▶ [Work to be completed] Scan the data for "Devices" and copy the lines it appears in.

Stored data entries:

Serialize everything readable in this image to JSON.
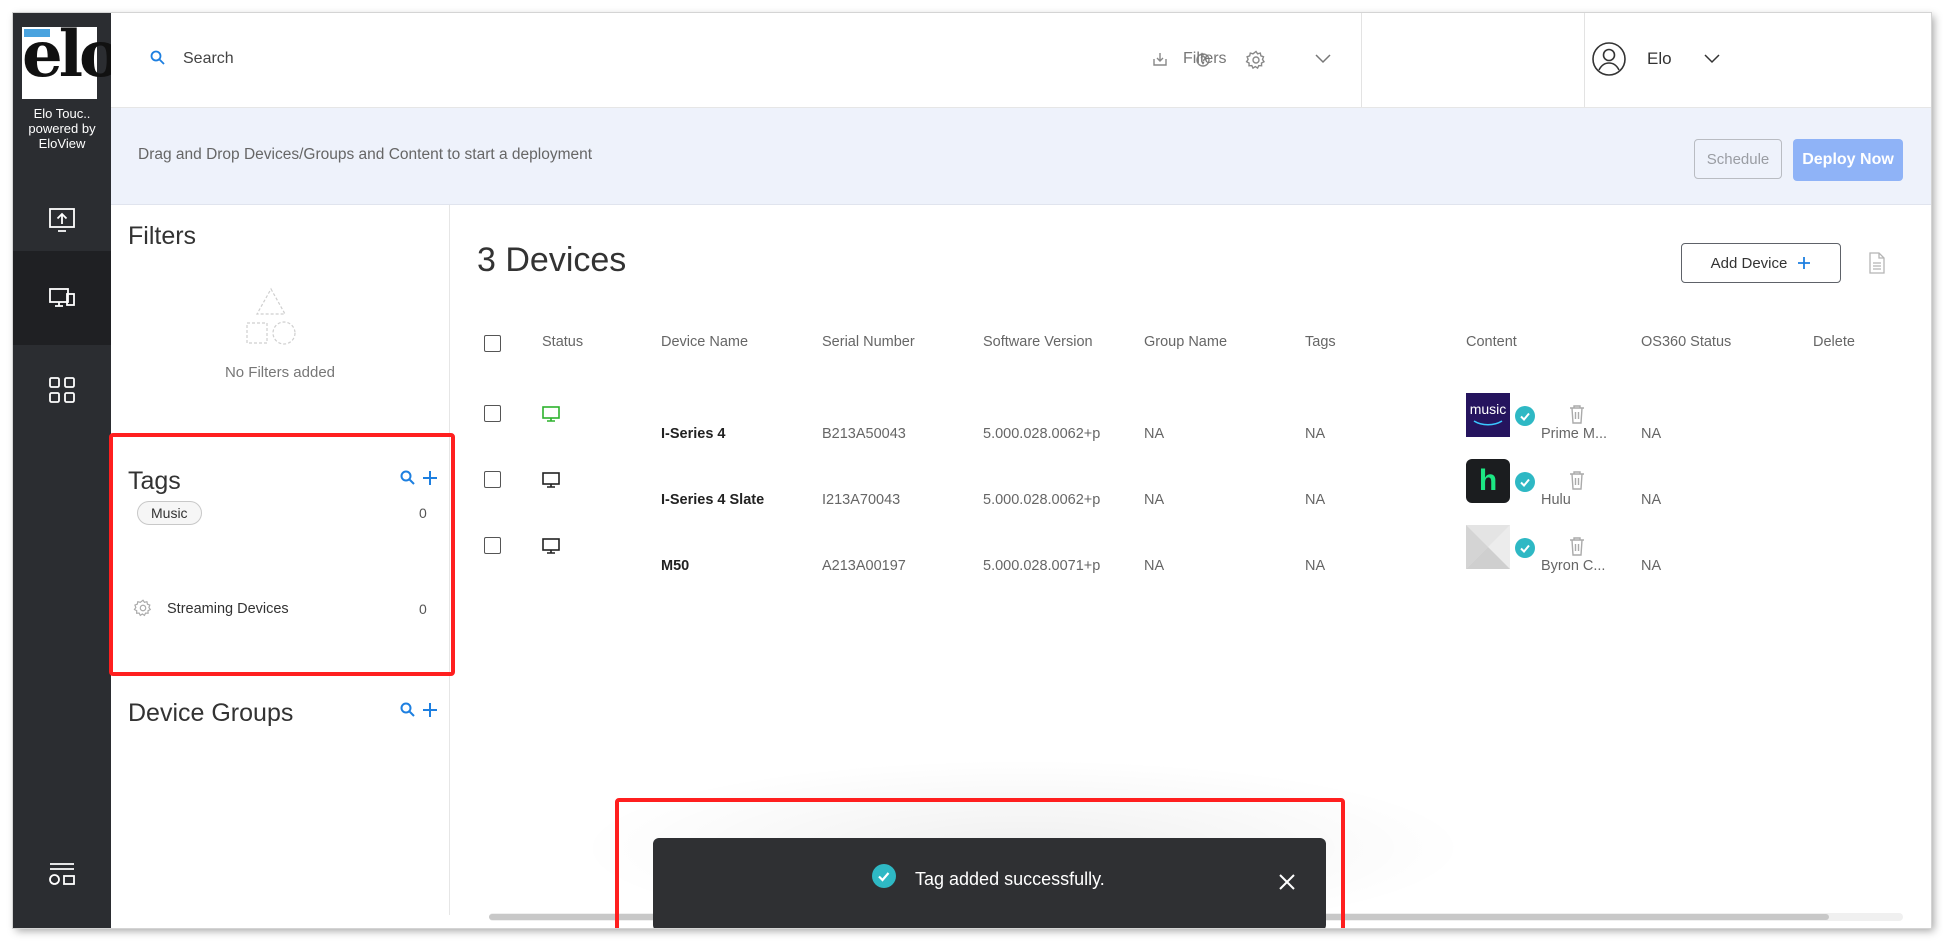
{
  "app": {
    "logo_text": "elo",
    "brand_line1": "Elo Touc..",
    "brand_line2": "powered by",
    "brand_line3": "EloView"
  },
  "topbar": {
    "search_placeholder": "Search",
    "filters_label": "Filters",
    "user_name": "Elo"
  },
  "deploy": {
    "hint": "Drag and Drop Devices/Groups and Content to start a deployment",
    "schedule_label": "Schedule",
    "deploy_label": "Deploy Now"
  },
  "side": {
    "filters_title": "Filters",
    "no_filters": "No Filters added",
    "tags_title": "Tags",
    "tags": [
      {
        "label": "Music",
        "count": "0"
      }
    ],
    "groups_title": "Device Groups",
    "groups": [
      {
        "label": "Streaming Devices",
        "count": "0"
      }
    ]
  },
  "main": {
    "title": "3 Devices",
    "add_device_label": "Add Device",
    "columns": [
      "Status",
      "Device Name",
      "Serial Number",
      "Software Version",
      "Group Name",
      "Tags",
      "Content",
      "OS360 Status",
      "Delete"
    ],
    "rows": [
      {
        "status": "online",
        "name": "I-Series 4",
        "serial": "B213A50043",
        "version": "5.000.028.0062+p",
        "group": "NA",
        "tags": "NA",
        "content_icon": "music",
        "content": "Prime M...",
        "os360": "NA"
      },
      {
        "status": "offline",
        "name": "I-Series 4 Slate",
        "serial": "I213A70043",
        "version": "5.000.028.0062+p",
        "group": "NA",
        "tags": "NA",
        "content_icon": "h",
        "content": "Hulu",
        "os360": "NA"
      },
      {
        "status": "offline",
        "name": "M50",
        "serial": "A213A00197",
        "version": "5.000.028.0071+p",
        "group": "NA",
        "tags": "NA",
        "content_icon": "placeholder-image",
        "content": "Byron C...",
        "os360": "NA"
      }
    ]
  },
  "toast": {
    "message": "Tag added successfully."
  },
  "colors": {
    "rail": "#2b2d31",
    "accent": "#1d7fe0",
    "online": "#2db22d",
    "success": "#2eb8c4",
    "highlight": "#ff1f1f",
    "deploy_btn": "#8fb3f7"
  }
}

▶ [Answer to the task]
    "hint": "Drag and Drop Devices/Groups and Content to start a deployment",
        "label": "Streaming Devices",
    "title": "3 Devices",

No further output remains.